### YOUR GOAL
Your task is to reproduce the entries below word for word.

### Collected data entries

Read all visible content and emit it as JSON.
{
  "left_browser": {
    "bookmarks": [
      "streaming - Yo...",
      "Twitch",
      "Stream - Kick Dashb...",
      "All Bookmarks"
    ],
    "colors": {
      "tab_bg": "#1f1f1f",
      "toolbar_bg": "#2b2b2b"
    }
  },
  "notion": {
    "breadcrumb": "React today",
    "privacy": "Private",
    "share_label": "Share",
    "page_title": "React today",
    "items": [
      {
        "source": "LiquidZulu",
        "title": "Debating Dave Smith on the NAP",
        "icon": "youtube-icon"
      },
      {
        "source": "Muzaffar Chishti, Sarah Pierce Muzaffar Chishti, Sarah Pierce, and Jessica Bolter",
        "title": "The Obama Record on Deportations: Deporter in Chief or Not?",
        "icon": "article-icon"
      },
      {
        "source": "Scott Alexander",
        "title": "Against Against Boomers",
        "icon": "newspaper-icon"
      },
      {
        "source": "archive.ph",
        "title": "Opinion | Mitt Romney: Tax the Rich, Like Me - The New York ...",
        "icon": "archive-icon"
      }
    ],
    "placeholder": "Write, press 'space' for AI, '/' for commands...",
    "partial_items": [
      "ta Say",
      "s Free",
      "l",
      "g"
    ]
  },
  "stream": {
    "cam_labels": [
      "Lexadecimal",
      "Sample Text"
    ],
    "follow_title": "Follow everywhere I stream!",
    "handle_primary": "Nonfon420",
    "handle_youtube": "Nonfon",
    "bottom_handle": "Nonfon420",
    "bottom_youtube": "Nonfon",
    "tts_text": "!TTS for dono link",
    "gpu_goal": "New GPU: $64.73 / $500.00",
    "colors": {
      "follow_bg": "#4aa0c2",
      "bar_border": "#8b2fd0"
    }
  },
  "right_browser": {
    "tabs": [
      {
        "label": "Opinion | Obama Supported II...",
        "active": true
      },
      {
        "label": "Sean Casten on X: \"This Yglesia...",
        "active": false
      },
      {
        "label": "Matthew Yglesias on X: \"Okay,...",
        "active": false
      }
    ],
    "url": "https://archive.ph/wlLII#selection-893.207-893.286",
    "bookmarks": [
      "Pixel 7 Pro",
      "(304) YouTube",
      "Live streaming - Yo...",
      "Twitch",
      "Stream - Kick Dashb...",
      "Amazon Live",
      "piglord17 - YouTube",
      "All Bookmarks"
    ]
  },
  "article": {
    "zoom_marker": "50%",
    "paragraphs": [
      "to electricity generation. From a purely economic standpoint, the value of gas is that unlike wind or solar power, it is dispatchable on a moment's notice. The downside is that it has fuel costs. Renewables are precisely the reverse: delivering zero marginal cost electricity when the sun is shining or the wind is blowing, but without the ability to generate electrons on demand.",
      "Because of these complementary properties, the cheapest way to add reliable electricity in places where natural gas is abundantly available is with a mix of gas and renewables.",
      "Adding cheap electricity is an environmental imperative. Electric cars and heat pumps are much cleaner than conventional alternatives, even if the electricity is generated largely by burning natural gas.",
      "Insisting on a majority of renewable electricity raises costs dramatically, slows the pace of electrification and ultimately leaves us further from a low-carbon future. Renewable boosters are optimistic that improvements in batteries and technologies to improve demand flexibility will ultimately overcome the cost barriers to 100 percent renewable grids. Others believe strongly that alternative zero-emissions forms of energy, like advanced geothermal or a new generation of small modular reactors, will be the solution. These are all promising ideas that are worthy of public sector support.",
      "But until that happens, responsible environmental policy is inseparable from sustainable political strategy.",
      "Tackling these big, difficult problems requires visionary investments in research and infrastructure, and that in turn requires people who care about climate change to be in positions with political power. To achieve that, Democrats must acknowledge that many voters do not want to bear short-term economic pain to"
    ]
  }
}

### EXERCISE ANSWER
Read all visible content and emit it as JSON.
{
  "left_browser": {
    "bookmarks": [
      "streaming - Yo...",
      "Twitch",
      "Stream - Kick Dashb...",
      "All Bookmarks"
    ],
    "colors": {
      "tab_bg": "#1f1f1f",
      "toolbar_bg": "#2b2b2b"
    }
  },
  "notion": {
    "breadcrumb": "React today",
    "privacy": "Private",
    "share_label": "Share",
    "page_title": "React today",
    "items": [
      {
        "source": "LiquidZulu",
        "title": "Debating Dave Smith on the NAP",
        "icon": "youtube-icon"
      },
      {
        "source": "Muzaffar Chishti, Sarah Pierce Muzaffar Chishti, Sarah Pierce, and Jessica Bolter",
        "title": "The Obama Record on Deportations: Deporter in Chief or Not?",
        "icon": "article-icon"
      },
      {
        "source": "Scott Alexander",
        "title": "Against Against Boomers",
        "icon": "newspaper-icon"
      },
      {
        "source": "archive.ph",
        "title": "Opinion | Mitt Romney: Tax the Rich, Like Me - The New York ...",
        "icon": "archive-icon"
      }
    ],
    "placeholder": "Write, press 'space' for AI, '/' for commands...",
    "partial_items": [
      "ta Say",
      "s Free",
      "l",
      "g"
    ]
  },
  "stream": {
    "cam_labels": [
      "Lexadecimal",
      "Sample Text"
    ],
    "follow_title": "Follow everywhere I stream!",
    "handle_primary": "Nonfon420",
    "handle_youtube": "Nonfon",
    "bottom_handle": "Nonfon420",
    "bottom_youtube": "Nonfon",
    "tts_text": "!TTS for dono link",
    "gpu_goal": "New GPU: $64.73 / $500.00",
    "colors": {
      "follow_bg": "#4aa0c2",
      "bar_border": "#8b2fd0"
    }
  },
  "right_browser": {
    "tabs": [
      {
        "label": "Opinion | Obama Supported II...",
        "active": true
      },
      {
        "label": "Sean Casten on X: \"This Yglesia...",
        "active": false
      },
      {
        "label": "Matthew Yglesias on X: \"Okay,...",
        "active": false
      }
    ],
    "url": "https://archive.ph/wlLII#selection-893.207-893.286",
    "bookmarks": [
      "Pixel 7 Pro",
      "(304) YouTube",
      "Live streaming - Yo...",
      "Twitch",
      "Stream - Kick Dashb...",
      "Amazon Live",
      "piglord17 - YouTube",
      "All Bookmarks"
    ]
  },
  "article": {
    "zoom_marker": "50%",
    "paragraphs": [
      "to electricity generation. From a purely economic standpoint, the value of gas is that unlike wind or solar power, it is dispatchable on a moment's notice. The downside is that it has fuel costs. Renewables are precisely the reverse: delivering zero marginal cost electricity when the sun is shining or the wind is blowing, but without the ability to generate electrons on demand.",
      "Because of these complementary properties, the cheapest way to add reliable electricity in places where natural gas is abundantly available is with a mix of gas and renewables.",
      "Adding cheap electricity is an environmental imperative. Electric cars and heat pumps are much cleaner than conventional alternatives, even if the electricity is generated largely by burning natural gas.",
      "Insisting on a majority of renewable electricity raises costs dramatically, slows the pace of electrification and ultimately leaves us further from a low-carbon future. Renewable boosters are optimistic that improvements in batteries and technologies to improve demand flexibility will ultimately overcome the cost barriers to 100 percent renewable grids. Others believe strongly that alternative zero-emissions forms of energy, like advanced geothermal or a new generation of small modular reactors, will be the solution. These are all promising ideas that are worthy of public sector support.",
      "But until that happens, responsible environmental policy is inseparable from sustainable political strategy.",
      "Tackling these big, difficult problems requires visionary investments in research and infrastructure, and that in turn requires people who care about climate change to be in positions with political power. To achieve that, Democrats must acknowledge that many voters do not want to bear short-term economic pain to"
    ]
  }
}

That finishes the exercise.